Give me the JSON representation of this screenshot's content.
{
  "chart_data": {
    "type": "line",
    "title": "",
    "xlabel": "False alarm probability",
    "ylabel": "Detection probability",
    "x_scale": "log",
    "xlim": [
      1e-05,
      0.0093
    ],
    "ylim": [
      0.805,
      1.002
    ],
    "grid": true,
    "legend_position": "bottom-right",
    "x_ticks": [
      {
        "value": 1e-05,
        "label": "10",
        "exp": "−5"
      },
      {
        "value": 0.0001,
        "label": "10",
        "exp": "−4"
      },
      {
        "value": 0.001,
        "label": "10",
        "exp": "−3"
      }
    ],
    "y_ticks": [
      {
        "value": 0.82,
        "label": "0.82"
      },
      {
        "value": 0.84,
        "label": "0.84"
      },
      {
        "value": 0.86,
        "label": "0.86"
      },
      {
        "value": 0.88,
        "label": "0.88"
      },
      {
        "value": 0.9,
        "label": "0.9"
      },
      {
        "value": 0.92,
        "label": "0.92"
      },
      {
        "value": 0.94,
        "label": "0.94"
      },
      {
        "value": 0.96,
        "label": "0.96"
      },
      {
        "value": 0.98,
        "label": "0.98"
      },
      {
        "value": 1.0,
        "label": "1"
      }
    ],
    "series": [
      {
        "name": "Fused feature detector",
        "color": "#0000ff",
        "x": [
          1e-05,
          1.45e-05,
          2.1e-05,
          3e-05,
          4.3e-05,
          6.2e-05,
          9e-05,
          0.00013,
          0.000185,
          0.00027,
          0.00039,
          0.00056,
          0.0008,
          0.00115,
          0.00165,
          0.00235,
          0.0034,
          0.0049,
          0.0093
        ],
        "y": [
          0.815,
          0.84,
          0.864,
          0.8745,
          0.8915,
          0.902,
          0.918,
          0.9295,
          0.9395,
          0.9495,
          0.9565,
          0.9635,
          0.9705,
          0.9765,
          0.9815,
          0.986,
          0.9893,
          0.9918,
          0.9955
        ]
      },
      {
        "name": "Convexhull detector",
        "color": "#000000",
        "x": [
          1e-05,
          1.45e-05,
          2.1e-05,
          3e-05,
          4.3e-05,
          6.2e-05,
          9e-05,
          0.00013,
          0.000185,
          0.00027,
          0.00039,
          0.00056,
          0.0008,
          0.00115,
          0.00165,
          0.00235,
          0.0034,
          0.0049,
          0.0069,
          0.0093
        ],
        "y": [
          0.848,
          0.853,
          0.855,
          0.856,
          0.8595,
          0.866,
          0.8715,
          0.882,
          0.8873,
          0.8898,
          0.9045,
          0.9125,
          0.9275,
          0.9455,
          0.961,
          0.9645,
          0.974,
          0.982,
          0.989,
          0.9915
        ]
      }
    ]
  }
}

▶ **WHAT YOU ARE ASKED TO DO**
Tally the lines in the records above that contain the word "detector", and give only that number.

▶ **CORRECT OUTPUT**
2